- Given exercise:
Collect each line holding the string "JSON".

- Recorded information:
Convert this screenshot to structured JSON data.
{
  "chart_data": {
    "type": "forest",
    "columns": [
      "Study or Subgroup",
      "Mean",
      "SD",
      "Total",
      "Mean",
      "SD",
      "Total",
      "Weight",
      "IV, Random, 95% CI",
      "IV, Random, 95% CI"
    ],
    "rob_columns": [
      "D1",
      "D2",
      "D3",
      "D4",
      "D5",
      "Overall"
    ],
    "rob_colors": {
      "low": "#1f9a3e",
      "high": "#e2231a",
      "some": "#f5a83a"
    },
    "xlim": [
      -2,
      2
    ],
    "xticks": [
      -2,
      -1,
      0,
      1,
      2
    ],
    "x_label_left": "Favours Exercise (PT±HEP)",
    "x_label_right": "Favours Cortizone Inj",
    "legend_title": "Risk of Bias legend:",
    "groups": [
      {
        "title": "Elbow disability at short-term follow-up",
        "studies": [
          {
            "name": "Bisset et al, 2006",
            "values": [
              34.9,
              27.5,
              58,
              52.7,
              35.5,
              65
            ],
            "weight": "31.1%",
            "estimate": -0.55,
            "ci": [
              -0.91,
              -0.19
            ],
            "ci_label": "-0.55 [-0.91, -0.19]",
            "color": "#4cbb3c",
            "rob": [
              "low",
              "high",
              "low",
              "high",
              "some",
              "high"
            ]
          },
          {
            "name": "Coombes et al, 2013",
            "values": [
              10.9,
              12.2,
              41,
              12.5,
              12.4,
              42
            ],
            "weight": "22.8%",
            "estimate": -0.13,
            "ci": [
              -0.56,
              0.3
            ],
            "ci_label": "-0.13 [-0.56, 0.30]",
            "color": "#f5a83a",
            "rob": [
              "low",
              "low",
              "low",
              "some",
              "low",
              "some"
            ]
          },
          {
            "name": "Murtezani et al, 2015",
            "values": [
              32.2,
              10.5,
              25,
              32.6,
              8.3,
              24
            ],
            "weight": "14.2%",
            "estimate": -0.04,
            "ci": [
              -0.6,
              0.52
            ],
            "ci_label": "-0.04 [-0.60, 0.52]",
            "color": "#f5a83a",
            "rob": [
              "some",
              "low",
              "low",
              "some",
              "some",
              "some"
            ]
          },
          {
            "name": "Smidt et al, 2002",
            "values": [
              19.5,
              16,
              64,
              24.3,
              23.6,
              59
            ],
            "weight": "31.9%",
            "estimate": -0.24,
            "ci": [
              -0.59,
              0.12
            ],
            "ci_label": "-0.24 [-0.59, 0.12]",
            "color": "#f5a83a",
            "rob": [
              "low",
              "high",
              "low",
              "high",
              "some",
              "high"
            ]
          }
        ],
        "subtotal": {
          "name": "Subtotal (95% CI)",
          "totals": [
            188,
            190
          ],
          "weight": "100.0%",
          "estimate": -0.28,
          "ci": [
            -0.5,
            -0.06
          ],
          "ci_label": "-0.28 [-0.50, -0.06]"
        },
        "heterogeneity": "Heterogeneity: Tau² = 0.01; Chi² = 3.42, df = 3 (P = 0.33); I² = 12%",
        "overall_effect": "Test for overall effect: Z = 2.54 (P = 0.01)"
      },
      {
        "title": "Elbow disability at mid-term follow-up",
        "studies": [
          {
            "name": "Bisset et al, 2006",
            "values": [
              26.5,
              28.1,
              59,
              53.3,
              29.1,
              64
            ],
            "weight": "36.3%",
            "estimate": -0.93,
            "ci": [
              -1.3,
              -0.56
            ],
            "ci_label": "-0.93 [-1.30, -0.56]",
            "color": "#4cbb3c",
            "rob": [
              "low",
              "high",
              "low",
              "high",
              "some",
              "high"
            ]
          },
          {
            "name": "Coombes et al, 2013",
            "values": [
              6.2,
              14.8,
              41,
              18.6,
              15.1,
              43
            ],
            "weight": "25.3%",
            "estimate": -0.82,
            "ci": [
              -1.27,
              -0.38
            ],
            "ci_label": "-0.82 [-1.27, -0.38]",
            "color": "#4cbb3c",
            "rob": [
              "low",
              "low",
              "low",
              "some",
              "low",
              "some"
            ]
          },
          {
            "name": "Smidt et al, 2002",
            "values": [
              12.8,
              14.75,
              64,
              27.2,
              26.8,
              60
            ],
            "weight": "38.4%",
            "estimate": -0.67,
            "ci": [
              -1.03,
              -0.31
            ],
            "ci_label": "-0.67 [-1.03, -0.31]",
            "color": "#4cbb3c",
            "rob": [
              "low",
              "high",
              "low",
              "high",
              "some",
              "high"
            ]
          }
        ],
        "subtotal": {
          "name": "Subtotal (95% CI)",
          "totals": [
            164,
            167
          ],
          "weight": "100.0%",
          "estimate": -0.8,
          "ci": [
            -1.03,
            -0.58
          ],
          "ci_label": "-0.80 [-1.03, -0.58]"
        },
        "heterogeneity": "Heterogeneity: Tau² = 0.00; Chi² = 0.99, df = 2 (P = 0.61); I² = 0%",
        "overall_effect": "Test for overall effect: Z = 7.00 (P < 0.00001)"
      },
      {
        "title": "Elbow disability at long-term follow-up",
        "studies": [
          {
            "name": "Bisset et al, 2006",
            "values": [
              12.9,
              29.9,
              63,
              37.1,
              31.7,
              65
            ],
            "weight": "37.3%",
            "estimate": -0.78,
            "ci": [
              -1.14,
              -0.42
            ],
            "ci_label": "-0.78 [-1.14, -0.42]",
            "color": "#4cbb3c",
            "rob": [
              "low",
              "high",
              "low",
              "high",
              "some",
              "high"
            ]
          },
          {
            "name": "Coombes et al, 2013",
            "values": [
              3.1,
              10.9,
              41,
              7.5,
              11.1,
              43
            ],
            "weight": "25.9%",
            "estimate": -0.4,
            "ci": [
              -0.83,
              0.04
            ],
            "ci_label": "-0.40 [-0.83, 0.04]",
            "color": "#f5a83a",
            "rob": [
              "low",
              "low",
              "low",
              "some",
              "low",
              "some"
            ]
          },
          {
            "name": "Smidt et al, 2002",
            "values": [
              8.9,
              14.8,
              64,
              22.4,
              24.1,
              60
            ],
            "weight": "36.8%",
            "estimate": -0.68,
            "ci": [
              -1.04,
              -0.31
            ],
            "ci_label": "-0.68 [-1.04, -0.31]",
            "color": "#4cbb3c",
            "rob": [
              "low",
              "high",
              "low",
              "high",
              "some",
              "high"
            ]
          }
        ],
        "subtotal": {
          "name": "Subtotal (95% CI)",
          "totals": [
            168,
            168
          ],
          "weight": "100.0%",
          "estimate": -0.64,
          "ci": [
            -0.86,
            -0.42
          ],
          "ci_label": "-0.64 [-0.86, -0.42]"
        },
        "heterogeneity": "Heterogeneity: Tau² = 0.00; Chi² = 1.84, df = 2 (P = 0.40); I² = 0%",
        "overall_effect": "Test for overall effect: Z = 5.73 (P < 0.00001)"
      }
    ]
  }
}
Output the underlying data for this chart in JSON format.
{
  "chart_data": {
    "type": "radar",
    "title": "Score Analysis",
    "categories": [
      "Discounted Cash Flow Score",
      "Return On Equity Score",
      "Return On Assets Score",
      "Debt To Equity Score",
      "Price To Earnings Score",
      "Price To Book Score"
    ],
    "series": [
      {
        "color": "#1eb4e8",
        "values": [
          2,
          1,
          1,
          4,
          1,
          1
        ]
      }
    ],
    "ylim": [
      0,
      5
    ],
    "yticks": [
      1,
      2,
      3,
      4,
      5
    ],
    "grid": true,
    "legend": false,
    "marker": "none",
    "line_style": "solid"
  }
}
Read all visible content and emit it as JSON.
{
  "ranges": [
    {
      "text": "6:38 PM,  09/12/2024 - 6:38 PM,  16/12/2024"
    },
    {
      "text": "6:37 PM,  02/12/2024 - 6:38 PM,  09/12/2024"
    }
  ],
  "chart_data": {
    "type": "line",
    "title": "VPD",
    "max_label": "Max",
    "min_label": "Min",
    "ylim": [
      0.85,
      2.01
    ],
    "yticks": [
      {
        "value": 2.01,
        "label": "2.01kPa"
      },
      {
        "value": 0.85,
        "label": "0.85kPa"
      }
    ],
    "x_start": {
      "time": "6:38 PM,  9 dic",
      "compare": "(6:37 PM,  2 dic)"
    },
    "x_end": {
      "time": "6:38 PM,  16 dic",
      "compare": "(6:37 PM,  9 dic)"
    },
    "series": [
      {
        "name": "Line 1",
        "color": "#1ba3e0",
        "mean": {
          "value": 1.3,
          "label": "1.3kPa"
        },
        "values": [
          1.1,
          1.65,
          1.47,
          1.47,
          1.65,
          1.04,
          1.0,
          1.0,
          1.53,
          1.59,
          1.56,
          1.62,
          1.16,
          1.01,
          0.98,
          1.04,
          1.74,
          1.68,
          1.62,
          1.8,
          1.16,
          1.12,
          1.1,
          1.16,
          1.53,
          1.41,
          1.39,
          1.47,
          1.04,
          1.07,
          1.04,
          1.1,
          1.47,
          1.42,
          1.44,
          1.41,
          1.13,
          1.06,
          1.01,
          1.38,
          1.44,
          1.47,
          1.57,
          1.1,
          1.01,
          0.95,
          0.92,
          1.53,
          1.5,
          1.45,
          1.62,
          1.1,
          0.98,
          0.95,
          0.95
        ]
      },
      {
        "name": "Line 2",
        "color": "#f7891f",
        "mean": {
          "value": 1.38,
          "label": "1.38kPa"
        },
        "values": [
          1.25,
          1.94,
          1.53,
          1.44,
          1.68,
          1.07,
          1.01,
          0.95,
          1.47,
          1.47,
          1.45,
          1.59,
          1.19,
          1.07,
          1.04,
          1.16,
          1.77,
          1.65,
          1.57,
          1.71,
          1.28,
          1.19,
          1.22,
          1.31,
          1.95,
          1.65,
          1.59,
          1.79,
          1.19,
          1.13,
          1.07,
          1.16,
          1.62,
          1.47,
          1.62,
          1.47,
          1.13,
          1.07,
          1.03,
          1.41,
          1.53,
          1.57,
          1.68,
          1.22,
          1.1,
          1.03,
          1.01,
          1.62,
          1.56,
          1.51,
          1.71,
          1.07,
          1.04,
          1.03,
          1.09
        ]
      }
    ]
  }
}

- Solved exercise:
Convert this screenshot to structured JSON data.
Output the underlying data for this chart in JSON format.
Read all visible content and emit it as JSON.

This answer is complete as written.